* BEGIN Excerpted text *

A few months later, the accusations of Clinton's use of the military arose anew when the United States and Britain launched Operation Desert Fox, a four-day bombing campaign against Iraq. That operation came as House debated Clinton's impeachment.

Cohen testified he was called to the House on the day the operation began to defend Clinton against a "boiling" rage.

"I put my entire public career on the line to say that the president always acted specifically upon the recommendation of those of us who held the positions of responsibility to take military action," he said. "And at no time did he ever try to use it or manipulate it to serve his personal ends."

He added: "I think it's important for that to be clear because that 'wag the dog' cynicism that was so virulent , I'm afraid is coming back again."

In the wake of the twin embassy bombings, Cohen said Clinton gave the military the authority to kill bin Laden if the opportunity arose.

"Whenever there was 'actionable intelligence,' we were prepared to take action to destroy bin Laden or the targets," he said.

But he said he didn't think a large military action was realistic -- even after the October 2000 bombing of the USS Cole -- because Congress most likely wouldn't have supported it and neither would Pakistan, Tajikstan and other key nations in the region.

Commissioner Bob Kerrey, a former Democratic senator from Nebraska, blasted Cohen's responses.

"We had a round in our chamber and we didn't use it. That's how I see it," he said. "I don't buy it."

Cohen again reiterated he thought an invasion of Afghanistan in the fall of 2000 was "unrealistic."

"We can be faulted for that," Cohen said. "I just don't think it was feasible."

Kerrey then responded: "I'll just say for the record, better to have tried and failed than to have not tried at all."

* END Excerpted text *

- **Given request A**
In the passage on Cohen's testimony, rewrite the stretch from "In the wake" through "blasted Cohen's responses.", replacing "bin Laden" with "Osama bin Laden".
- **Given request B**
Translate this sentence from the passage on Cohen's testimony into Spanish: "Commissioner Bob Kerrey, a former Democratic senator from Nebraska, blasted Cohen's responses."

* BEGIN Extracted entries *

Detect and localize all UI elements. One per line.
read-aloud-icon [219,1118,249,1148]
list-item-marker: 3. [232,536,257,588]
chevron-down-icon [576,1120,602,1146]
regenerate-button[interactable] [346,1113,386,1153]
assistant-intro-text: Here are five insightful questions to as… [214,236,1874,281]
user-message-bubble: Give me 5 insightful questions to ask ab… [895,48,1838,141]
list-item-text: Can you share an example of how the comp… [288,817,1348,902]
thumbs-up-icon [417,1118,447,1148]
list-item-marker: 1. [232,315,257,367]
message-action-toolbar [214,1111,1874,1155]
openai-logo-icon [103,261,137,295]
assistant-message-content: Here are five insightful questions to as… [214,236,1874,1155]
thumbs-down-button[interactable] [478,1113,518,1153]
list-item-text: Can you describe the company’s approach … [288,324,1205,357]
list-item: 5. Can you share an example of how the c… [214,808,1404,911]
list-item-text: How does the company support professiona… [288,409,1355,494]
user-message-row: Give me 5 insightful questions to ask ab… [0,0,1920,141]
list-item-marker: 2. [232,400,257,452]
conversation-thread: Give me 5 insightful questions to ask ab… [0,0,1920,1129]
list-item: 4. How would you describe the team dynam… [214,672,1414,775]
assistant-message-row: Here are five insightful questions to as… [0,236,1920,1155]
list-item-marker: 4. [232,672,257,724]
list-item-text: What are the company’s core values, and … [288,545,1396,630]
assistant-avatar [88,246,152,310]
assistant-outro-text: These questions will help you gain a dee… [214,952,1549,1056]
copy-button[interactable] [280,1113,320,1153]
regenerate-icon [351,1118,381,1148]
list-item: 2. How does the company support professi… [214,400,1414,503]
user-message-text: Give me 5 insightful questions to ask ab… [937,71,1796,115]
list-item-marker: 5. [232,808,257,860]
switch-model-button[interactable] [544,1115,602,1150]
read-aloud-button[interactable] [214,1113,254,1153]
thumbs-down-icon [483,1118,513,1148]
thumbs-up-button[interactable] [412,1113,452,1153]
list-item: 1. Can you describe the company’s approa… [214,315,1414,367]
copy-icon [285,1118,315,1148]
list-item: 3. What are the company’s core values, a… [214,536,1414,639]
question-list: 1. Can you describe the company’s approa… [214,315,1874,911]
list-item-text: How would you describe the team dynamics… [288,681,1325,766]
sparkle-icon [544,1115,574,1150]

* END Extracted entries *

- **Task answer A**
In the wake of the twin embassy bombings, Cohen said Clinton gave the military the authority to kill Osama bin Laden if the opportunity arose.

"Whenever there was 'actionable intelligence,' we were prepared to take action to destroy Osama bin Laden or the targets," he said.

But he said he didn't think a large military action was realistic -- even after the October 2000 bombing of the USS Cole -- because Congress most likely wouldn't have supported it and neither would Pakistan, Tajikstan and other key nations in the region.

Commissioner Bob Kerrey, a former Democratic senator from Nebraska, blasted Cohen's responses.

- **Task answer B**
El comisionado Bob Kerrey, exsenador demócrata por Nebraska, criticó duramente las respuestas de Cohen.